### Bacaan
────────────────

Tak
Perlu Meragukan Kepantasan Jokowi Jadi Presiden
Oleh
: M Alinapiah Simbolon
Hiruk pikuk di
belantara politik menjelang suksesi kepemimpinan nasional, terutama menjelang
pemilihan presiden semakin menggema. Kompetisi antar figur bakal calon ataupun
figur yang berambisi untuk mencalonkan diri jadi presiden terus bergulir. Dari
figur-figur yang sudah bermunculan, ada sejumlah nama yang sudah dipastikan
diusung partai politik, ada yang masih dalam tahap seleksi di sejumlah partai,
serta ada yang masih terwacana alias masih dalam endusan-endusan. Figur-figur
tersebut saat ini telah menampakkan dirinya di hadapan publik dan dengan
berbagai manuver berusaha merengkuh simpati rakyat negeri ini.
Kehadiran figur-figur
tersebut, membuat rakyat dituntut untuk bisa memilah dan menilai, serta
dijadikan perbandingan antara satu dengan yang lain, dan selanjutnya untuk dijadikan
bahan pertimbangan sebelum menentukan pilihan mana yang pantas untuk dipilih di
ajang pemilihan presiden 2014. Kalau melihat dinamika politik belakangan ini,
tampaknya mayoritas rakyat menginginkan presiden mendatang adalah sosok yang
selain punya kemampuan dalam memimpin, juga merupakan figur bersih, jujur, tulus, peduli dan merakyat
serta mampu melakukan perubahan. Sosok presiden dengan kategori demikian diyakini
akan komit memimpin negara dengan menjalankan pemerintahan yang baik, serta komit
mengedepankan kepentingan rakyat banyak.
Sebagai salah satu dari
sekian ratus juta rakyat yang berdomisili di nusantara ini, saya termasuk warga
negara yang berpikiran sama dengan mayoritas rakyat di negeri ini, yaitu
presiden mendatang adalah orang yang bersih, jujur, tulus, peduli dan merakyat,
serta mampu melakukan perubahan. Figur presiden dengan kategori yang seperti
itulah menurut saya sangat ideal dan akan mampu memimpin dengan disiplin, tegas
adil dan arif bijaksana, serta diyakini akan mampu menggesar dan mengangkat
posisi rakyat, pemerintahan dan negara
dari posisi status quo.

────────────────

### Cuplikan Data

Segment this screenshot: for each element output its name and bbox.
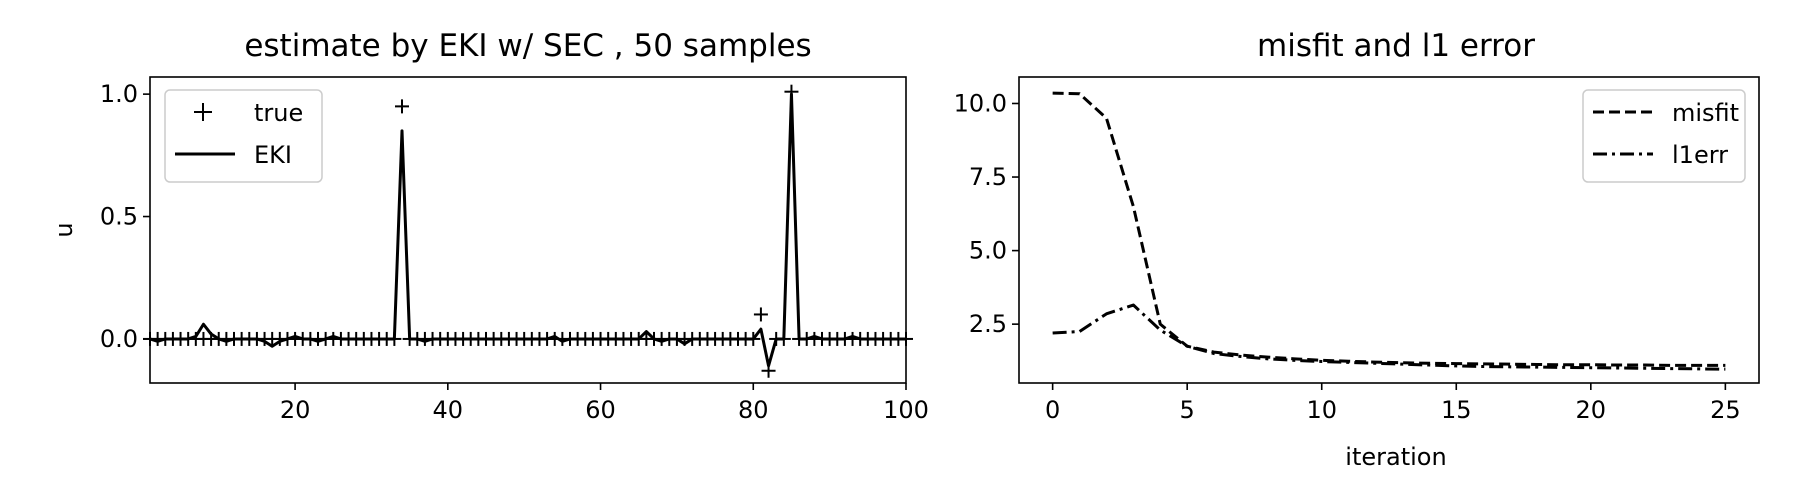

────────────────

### Tugas Wajib
(1) Tuliskan kembali bagian bacaan tentang kepantasan Jokowi menjadi presiden, seluruhnya mulai dari "Sebagai salah satu" hingga "posisi status quo.".
(2) Lanjutkan bacaan tentang kepantasan Jokowi menjadi presiden, dimulai sesudah kalimat terakhir yang tercantum.
Materi tersebut berdiri sendiri dan terpisah dari bacaan.

### Jawaban Latihan
(1)
Sebagai salah satu dari
sekian ratus juta rakyat yang berdomisili di nusantara ini, saya termasuk warga
negara yang berpikiran sama dengan mayoritas rakyat di negeri ini, yaitu
presiden mendatang adalah orang yang bersih, jujur, tulus, peduli dan merakyat,
serta mampu melakukan perubahan. Figur presiden dengan kategori yang seperti
itulah menurut saya sangat ideal dan akan mampu memimpin dengan disiplin, tegas
adil dan arif bijaksana, serta diyakini akan mampu menggesar dan mengangkat
posisi rakyat, pemerintahan dan negara
dari posisi status quo.

(2)
Kalau parameternya,
figur yang bersih, jujur, tulus, peduli
dan merakyat, serta mampu melakukan perubahan yang pantas menjadi presiden, maka
timbul pertanyaan, Siapakah yang pantas ?
Menurut saya tak
sedikit figur yang dianggap sesuai dengan ukuran dan kategori yang demikian. namun
yang bermunculan untuk menjadi presiden, kebanyakan figur yang dinilai tak
memenuhi kategori tersebut sehingga saya nilai kurang pantas, dan bahkan ada figur yang muncul memang
betul-betul tak pantas. Ada figur yang hanya dengan modal ketenarannya sebagai
penyanyi dangdut dan selalu mencitrakan diri sebagai ulama, tapi di satu sisi moralitasnya diragukan
banyak kalangan, karena hobinya yang doyan kawin siri. Ada juga figur yang dari kalangan pengusaha yang karena usahanya membuat
tanah milik rakyat jadi lumpur dan rumah dan harta rakyat tengelam dalam
lumpur. Muncul pula figur capres yang dinilai punya noda hitam karena persoalan
pelanggaran HAM di masa lalu, dan bagian lingkaran kekuasan otoriter masa lalu.
Lalu ada sejumlah figur bakal capres lain yang pernah dienduskan ataupun
dilaporkan terkait kasus korupsi. Anehnya, kebanyakan dari figur-figur tersebut
justru mengklaim dirinya sebagai figur bersih, jujur, tulus, peduli dan merakyat
serta dinilai mampu melakukan perubahan.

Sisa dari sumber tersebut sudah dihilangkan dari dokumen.